■ **Given task**: Pick out each line below containing "marker".

**** Provided data

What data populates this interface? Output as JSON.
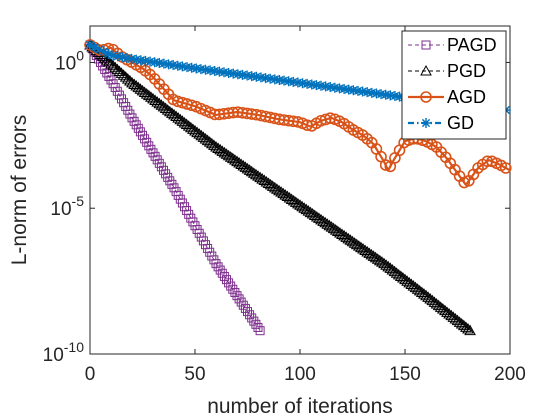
{
  "chart_data": {
    "type": "line",
    "xlabel": "number of iterations",
    "ylabel": "L-norm of errors",
    "xlim": [
      0,
      200
    ],
    "ylim_log10": [
      -10,
      1.25
    ],
    "y_scale": "log",
    "x_ticks": [
      0,
      50,
      100,
      150,
      200
    ],
    "x_tick_labels": [
      "0",
      "50",
      "100",
      "150",
      "200"
    ],
    "y_ticks_log10": [
      0,
      -5,
      -10
    ],
    "y_tick_bases": [
      "10",
      "10",
      "10"
    ],
    "y_tick_exponents": [
      "0",
      "-5",
      "-10"
    ],
    "grid": false,
    "legend_placement": "top-right",
    "series": [
      {
        "name": "PAGD",
        "color": "#7e2f8e",
        "marker": "square",
        "style": "dashed",
        "x": [
          0,
          10,
          20,
          30,
          40,
          50,
          60,
          70,
          81
        ],
        "y_log10": [
          0.6,
          -0.6,
          -1.9,
          -3.1,
          -4.3,
          -5.6,
          -6.9,
          -8.0,
          -9.2
        ]
      },
      {
        "name": "PGD",
        "color": "#000000",
        "marker": "triangle",
        "style": "dashed",
        "x": [
          0,
          20,
          40,
          60,
          80,
          100,
          120,
          140,
          160,
          181
        ],
        "y_log10": [
          0.6,
          -0.7,
          -1.8,
          -2.9,
          -3.9,
          -4.9,
          -5.9,
          -6.9,
          -8.0,
          -9.2
        ]
      },
      {
        "name": "AGD",
        "color": "#d95319",
        "marker": "circle",
        "style": "solid",
        "x": [
          0,
          5,
          10,
          15,
          20,
          25,
          30,
          40,
          50,
          60,
          70,
          80,
          90,
          100,
          105,
          110,
          115,
          120,
          125,
          130,
          135,
          140,
          142,
          145,
          150,
          155,
          160,
          165,
          170,
          175,
          179,
          182,
          185,
          190,
          195,
          200
        ],
        "y_log10": [
          0.6,
          0.4,
          0.5,
          0.2,
          0.0,
          -0.2,
          -0.5,
          -1.3,
          -1.5,
          -1.8,
          -1.7,
          -1.8,
          -1.95,
          -2.05,
          -2.2,
          -2.0,
          -1.9,
          -2.05,
          -2.3,
          -2.5,
          -2.8,
          -3.4,
          -3.7,
          -3.3,
          -2.7,
          -2.6,
          -2.7,
          -2.9,
          -3.3,
          -3.8,
          -4.2,
          -3.9,
          -3.6,
          -3.35,
          -3.5,
          -3.7
        ]
      },
      {
        "name": "GD",
        "color": "#0072bd",
        "marker": "asterisk",
        "style": "dashdot",
        "x": [
          0,
          10,
          20,
          50,
          100,
          150,
          200
        ],
        "y_log10": [
          0.6,
          0.25,
          0.12,
          -0.2,
          -0.7,
          -1.2,
          -1.65
        ]
      }
    ]
  }
}
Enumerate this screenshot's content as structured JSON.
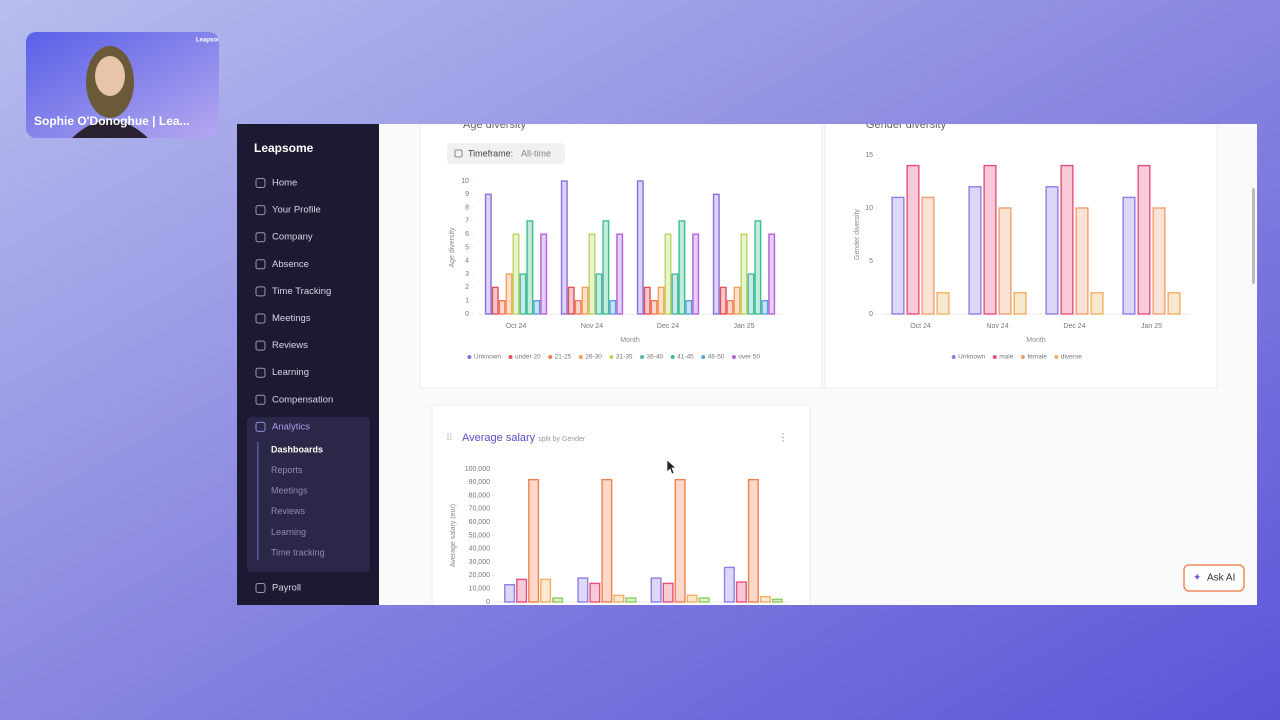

********

■ **Final result**:
        "marker": "square",
        "marker": "triangle",
        "marker": "circle",
        "marker": "asterisk",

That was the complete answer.